▸ **Extracted text**
________________________

I was taught perseverance, never to give up and to have the skin of a rhinoceros.
When I was being taught to walk, I had to learn a rhyme from my physiotherapist:
“Good better best, and may you never rest, until your good is better and your better is your best “
So, when I walked ten steps, I had to do twenty. When I walked twenty, I had to climb a flight of stairs.
This very simple rhyme has governed me my whole life. It helped me when I was at school - although I missed quite a bit - and when I was at university studying for my Degrees, and, when I became an MP and a Minister.
Although a simple rhyme, it encapsulates so much: above all, resilience, perseverance and the pursuit of excellence.
That is what every one of you here today has achieved - excellence. Excellence through studying at an extraordinary University like BPP, excellence in completing some tough degrees but ones in which good jobs of the future are virtually guaranteed. Excellence in completing courses in skills which our country needs.
My experience in education, both as a pupil and then student, gave me a passion for it. But to be honest, until my A-Levels, I struggled quite a bit in some areas. But in the schools I went to, I always felt part of it all and never separate. I never felt disabled. Yes, I had a head start on sports days, but never any kind of privilege or special treatment. I was just given an equal chance to climb the ladder of opportunity.
I was a strange child, though. After an MP came to my school, I decided to become a Member of Parliament at the age of ten.
A few years before I finally got elected to the House of Commons in 2010, I met some disadvantaged teenagers being looked after By the Prince's Trust. They were desperate to have skills opportunities. This meeting had such an effect on me that when I walked out of the building - a grim concrete block - on a dark and rainy day, I resolved that I would make it my life’s work to champion skills and ensure that education and skills were a ladder of opportunity for all.

________________________

▸ **Supplied data**
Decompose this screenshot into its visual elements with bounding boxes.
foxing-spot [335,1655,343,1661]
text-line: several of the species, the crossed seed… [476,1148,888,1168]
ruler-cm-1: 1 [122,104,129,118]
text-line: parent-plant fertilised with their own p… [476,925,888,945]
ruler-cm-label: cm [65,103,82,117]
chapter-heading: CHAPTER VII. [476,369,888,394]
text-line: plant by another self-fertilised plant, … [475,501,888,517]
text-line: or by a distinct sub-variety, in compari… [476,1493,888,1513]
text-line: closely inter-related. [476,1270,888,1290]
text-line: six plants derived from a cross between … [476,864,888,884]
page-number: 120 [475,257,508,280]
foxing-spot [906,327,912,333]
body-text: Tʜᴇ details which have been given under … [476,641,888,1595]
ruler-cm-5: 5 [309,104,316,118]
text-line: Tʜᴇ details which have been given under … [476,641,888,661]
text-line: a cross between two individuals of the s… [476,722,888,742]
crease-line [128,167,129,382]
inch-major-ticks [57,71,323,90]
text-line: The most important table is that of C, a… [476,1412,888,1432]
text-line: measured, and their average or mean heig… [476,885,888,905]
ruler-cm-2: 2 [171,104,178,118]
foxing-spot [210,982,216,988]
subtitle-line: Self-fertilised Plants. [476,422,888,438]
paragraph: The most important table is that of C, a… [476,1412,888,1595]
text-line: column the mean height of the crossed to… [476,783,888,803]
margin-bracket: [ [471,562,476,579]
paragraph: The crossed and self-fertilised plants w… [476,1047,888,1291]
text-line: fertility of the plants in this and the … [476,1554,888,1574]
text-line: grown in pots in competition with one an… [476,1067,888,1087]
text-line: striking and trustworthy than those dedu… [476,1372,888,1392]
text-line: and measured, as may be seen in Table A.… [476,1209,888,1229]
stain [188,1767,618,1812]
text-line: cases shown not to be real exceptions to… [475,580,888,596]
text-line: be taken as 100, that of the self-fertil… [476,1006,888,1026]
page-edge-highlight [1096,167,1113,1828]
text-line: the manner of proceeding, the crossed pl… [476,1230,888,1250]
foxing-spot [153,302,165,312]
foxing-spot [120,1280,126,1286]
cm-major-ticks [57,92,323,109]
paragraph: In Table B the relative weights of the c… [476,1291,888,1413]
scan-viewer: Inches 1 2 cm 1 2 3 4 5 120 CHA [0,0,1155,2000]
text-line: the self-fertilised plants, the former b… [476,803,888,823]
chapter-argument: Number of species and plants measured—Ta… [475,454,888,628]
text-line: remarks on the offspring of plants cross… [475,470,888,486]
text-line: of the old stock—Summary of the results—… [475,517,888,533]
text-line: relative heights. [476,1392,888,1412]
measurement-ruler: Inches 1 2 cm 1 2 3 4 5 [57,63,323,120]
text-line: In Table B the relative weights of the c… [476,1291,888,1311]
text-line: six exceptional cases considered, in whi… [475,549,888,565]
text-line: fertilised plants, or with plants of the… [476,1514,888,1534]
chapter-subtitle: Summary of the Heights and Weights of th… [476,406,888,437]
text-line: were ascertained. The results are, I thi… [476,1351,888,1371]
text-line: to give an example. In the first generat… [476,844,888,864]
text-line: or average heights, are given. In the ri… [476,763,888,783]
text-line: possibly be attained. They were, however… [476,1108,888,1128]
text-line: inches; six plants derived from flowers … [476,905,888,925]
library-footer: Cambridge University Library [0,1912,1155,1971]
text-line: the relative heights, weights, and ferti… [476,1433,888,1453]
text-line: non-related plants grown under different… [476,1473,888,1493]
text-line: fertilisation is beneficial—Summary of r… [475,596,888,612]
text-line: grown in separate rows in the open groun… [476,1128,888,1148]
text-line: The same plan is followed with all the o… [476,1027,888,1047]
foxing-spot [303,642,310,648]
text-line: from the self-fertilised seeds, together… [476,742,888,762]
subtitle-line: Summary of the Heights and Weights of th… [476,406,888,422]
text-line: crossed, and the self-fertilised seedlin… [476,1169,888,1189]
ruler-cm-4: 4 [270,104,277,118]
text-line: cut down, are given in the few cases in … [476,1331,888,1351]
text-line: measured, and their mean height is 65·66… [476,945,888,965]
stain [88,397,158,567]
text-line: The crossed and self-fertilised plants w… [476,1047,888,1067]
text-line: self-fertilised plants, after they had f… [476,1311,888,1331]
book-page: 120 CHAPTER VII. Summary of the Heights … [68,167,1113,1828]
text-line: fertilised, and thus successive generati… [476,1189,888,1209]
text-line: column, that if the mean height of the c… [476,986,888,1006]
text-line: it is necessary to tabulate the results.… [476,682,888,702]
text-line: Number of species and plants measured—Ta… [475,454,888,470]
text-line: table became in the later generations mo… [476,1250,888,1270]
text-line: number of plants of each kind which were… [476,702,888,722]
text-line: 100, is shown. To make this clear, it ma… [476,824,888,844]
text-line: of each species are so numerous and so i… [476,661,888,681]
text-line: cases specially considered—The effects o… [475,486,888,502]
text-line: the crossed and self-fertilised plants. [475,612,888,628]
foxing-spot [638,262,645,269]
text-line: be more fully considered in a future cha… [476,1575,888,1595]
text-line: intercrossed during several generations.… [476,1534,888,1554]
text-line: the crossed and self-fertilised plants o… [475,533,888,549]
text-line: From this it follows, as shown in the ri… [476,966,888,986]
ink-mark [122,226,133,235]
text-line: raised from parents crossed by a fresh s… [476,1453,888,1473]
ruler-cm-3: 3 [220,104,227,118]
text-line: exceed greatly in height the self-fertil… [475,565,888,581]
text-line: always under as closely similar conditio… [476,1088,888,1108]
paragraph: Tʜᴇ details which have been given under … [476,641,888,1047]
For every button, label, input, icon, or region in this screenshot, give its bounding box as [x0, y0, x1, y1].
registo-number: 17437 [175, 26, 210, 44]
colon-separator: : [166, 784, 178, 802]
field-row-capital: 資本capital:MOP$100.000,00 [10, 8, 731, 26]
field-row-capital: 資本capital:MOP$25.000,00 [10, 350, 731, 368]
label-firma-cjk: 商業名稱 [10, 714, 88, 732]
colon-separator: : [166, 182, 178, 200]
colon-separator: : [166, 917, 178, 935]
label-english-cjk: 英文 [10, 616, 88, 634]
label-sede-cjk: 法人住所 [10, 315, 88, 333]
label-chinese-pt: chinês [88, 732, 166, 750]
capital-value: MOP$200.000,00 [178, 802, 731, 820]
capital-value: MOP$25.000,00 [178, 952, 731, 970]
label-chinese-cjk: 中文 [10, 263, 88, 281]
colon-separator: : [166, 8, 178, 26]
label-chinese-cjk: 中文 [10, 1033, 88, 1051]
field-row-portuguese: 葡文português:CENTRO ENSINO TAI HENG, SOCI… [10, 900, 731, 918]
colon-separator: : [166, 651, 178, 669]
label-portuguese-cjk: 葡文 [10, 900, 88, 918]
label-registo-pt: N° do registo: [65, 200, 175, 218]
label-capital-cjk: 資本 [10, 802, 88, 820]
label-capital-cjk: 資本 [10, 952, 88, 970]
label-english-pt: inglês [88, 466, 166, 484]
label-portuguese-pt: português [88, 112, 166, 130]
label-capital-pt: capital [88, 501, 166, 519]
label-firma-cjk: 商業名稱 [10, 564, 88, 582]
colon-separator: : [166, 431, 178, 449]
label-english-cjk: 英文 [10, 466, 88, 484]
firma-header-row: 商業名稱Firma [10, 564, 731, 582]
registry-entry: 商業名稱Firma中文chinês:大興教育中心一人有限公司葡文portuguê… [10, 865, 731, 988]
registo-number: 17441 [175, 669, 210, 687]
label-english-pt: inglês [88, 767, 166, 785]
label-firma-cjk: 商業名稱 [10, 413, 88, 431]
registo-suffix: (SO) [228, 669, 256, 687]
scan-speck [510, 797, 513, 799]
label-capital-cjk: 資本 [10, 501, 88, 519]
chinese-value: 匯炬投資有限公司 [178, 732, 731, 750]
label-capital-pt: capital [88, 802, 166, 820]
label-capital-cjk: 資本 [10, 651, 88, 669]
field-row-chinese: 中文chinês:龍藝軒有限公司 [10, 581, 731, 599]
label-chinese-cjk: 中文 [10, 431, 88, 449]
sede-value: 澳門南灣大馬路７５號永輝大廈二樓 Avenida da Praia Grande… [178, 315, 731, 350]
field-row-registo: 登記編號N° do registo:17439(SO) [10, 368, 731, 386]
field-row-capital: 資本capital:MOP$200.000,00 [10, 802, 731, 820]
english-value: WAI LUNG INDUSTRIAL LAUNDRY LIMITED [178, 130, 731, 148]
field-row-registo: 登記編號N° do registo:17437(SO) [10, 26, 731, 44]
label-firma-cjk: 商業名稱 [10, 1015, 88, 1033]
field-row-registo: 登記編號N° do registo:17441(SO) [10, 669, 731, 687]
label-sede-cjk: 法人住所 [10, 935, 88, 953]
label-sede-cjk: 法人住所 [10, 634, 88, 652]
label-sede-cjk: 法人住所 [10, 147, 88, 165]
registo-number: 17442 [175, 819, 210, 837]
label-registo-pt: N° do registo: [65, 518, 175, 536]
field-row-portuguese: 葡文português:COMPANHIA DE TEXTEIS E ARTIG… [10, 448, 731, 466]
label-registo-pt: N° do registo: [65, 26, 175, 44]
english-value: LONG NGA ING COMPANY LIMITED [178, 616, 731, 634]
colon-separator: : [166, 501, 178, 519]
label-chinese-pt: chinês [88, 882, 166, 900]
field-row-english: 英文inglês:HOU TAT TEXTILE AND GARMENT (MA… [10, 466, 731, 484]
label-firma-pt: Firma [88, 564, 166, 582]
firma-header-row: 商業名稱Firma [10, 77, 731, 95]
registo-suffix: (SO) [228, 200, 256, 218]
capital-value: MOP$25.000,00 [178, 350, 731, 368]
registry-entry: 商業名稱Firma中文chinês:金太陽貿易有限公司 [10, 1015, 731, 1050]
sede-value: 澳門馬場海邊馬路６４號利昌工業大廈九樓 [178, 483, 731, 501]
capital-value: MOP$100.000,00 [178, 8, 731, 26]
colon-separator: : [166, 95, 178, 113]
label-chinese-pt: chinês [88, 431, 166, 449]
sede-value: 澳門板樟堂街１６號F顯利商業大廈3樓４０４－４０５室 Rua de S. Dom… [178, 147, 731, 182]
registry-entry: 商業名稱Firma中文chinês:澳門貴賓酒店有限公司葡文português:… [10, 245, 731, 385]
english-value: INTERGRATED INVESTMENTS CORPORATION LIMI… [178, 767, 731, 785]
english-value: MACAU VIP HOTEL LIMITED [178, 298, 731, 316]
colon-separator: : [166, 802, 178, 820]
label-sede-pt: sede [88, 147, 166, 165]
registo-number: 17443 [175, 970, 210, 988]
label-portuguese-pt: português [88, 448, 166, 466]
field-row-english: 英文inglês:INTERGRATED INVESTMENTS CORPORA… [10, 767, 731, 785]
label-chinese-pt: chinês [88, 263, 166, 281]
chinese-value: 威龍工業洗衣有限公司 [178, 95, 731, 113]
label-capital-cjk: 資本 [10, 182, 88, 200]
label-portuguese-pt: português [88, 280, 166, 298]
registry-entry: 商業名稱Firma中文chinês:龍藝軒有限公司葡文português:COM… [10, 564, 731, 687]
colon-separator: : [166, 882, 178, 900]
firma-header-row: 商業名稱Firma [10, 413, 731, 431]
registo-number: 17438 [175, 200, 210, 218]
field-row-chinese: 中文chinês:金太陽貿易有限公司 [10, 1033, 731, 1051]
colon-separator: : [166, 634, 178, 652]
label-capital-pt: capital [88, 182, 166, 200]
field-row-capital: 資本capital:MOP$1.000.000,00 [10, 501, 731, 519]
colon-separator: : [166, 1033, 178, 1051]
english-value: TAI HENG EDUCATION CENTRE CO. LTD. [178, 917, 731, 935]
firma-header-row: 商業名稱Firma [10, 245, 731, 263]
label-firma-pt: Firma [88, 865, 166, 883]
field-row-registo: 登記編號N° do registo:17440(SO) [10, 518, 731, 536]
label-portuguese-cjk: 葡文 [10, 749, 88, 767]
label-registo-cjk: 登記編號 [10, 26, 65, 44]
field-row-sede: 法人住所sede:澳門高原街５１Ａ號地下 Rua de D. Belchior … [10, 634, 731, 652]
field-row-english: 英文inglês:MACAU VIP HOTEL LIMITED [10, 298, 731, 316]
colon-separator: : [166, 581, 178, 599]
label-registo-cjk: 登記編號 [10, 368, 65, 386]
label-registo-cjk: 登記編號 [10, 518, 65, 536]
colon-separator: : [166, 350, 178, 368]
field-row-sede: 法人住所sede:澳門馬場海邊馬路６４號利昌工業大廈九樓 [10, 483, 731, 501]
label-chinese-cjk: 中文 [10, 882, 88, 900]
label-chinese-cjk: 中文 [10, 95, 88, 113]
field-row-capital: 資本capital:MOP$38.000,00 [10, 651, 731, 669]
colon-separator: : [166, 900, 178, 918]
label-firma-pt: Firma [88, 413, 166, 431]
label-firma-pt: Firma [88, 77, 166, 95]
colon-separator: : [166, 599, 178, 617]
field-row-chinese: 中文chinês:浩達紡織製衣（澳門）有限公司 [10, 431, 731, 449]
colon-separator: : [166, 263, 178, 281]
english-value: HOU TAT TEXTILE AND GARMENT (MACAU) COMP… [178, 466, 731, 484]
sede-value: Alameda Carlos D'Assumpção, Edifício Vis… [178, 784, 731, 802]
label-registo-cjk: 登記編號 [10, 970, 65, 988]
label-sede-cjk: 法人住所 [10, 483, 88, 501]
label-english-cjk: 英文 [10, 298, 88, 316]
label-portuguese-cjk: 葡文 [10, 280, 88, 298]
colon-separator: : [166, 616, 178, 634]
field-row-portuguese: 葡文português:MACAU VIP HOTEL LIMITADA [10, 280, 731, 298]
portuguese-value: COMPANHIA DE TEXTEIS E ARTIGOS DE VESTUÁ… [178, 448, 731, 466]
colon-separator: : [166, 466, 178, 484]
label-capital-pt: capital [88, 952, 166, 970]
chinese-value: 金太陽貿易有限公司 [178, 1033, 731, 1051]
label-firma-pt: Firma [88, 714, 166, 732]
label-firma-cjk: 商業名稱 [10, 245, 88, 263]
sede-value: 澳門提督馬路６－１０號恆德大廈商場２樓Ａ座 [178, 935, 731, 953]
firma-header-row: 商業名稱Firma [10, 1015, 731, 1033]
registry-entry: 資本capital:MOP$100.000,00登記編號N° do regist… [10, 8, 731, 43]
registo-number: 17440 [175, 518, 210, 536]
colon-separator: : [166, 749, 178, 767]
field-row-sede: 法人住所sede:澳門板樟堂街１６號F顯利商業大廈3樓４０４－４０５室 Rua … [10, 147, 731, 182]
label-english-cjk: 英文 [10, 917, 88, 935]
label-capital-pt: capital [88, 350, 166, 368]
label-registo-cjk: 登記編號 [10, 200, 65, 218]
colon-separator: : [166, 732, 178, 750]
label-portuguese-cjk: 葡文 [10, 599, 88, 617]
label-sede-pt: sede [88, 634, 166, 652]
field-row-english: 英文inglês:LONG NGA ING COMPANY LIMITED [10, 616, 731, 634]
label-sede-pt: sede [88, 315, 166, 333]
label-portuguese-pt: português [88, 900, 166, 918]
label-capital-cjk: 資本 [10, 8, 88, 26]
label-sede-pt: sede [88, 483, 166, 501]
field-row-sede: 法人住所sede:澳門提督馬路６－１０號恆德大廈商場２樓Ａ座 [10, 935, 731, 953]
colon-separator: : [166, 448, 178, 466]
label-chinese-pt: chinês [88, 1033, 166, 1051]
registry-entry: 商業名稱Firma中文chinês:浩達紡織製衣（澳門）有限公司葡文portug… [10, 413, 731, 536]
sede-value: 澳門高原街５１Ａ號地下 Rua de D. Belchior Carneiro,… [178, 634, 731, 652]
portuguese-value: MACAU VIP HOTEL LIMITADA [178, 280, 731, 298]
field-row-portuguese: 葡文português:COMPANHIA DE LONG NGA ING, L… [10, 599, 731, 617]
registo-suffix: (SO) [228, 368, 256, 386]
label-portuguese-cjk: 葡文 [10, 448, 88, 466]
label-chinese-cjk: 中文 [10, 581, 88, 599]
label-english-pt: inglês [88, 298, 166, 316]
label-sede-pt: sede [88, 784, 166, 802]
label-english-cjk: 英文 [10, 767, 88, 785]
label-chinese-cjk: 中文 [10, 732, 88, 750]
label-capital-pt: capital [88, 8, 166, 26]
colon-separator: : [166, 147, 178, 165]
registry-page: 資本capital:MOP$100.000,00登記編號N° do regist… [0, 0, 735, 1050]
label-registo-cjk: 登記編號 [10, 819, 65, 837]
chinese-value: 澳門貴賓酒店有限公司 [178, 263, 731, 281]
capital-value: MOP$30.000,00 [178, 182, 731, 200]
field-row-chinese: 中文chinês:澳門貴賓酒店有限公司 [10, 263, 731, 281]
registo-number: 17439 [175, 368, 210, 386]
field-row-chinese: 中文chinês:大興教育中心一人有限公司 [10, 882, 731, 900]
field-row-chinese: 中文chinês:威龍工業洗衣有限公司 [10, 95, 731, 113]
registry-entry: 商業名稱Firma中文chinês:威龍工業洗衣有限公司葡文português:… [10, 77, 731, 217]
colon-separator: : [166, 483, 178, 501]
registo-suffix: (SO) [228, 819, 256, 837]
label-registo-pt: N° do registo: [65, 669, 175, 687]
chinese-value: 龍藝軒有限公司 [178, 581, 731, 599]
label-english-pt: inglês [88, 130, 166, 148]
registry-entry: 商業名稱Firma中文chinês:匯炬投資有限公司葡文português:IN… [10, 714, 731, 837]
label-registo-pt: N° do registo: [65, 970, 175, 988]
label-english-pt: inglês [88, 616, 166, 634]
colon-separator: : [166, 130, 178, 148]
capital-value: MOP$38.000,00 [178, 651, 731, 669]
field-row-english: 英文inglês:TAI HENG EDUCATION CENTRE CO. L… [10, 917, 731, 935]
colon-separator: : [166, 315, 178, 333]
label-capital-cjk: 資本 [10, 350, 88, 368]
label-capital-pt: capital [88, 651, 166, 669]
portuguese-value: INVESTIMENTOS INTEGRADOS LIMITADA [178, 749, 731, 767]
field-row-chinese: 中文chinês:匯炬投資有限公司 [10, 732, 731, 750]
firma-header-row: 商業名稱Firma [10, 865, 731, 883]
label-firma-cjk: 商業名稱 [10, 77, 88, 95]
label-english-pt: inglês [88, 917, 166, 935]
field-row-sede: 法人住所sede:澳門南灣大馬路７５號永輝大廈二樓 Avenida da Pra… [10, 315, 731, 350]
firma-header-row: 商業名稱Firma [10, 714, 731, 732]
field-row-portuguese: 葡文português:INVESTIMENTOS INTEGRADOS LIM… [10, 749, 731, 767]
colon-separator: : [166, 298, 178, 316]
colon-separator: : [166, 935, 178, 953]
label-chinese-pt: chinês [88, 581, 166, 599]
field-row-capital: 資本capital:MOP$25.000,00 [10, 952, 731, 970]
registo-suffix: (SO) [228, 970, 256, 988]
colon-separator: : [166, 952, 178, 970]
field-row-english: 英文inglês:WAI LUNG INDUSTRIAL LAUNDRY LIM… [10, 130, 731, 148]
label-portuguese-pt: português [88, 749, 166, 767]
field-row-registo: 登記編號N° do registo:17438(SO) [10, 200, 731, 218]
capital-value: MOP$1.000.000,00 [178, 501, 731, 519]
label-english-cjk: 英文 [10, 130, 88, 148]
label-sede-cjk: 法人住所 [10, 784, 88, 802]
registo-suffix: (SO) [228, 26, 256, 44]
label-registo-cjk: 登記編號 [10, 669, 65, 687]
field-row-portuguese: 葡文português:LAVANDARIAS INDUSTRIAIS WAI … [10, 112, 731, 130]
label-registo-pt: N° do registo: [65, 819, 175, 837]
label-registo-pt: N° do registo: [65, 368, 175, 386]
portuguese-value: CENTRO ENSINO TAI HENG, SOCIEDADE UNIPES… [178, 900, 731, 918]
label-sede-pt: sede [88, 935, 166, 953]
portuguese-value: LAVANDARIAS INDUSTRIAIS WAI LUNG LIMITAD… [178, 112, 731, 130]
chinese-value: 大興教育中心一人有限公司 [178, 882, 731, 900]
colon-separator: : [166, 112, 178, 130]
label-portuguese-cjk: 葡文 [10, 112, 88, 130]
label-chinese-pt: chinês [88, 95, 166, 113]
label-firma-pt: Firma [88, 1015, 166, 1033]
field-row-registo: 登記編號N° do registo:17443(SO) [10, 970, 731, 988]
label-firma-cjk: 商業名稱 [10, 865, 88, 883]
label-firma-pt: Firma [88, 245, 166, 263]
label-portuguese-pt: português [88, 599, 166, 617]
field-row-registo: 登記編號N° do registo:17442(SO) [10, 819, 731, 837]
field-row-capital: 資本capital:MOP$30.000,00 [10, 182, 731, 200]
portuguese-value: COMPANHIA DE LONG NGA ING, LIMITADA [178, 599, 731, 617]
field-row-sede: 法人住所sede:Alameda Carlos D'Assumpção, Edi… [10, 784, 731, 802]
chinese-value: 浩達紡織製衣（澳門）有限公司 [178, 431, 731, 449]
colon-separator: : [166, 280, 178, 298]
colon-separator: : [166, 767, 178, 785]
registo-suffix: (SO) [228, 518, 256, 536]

________________________

▸ **Requests**
1) In the speech about perseverance, in what year was the speaker elected to the House of Commons?
2) Write the next part of the speech about perseverance, starting right after its last sentence.

▸ **Exercise responses**
1) 2010

2)
It is why I have advocated for a revolution in skills and apprenticeships and brought about major changes to encourage skills across the board, including in higher education.
I have supported skills and social mobility all through my political career, and I am glad and excited to be able to continue this work through BPP University.
The famous objectivist philosopher Ayn Rand wrote in her novels Atlas Shrugged and The Fountainhead (two books I read as a student) about individuals who refuse to give into the establishment consensus and pursue and fight to achieve their own individual aspirations- without being dragged down by mediocrity. Rand said:
“The ladder of success is best climbed by stepping on the rungs of opportunity”
Each one of you has climbed up those rungs of opportunity.
If I can end with one final quotation, which is from Sir Nicholas Winton, the man who, during 1939, brought hundreds of Jewish children from Nazi Germany to London’s Liverpool Street Station. He said:
“If something’s not impossible, there must be a way to do it."
I think that is the spirit that embodies everyone in this hall today. Congratulations and all possible success to you all.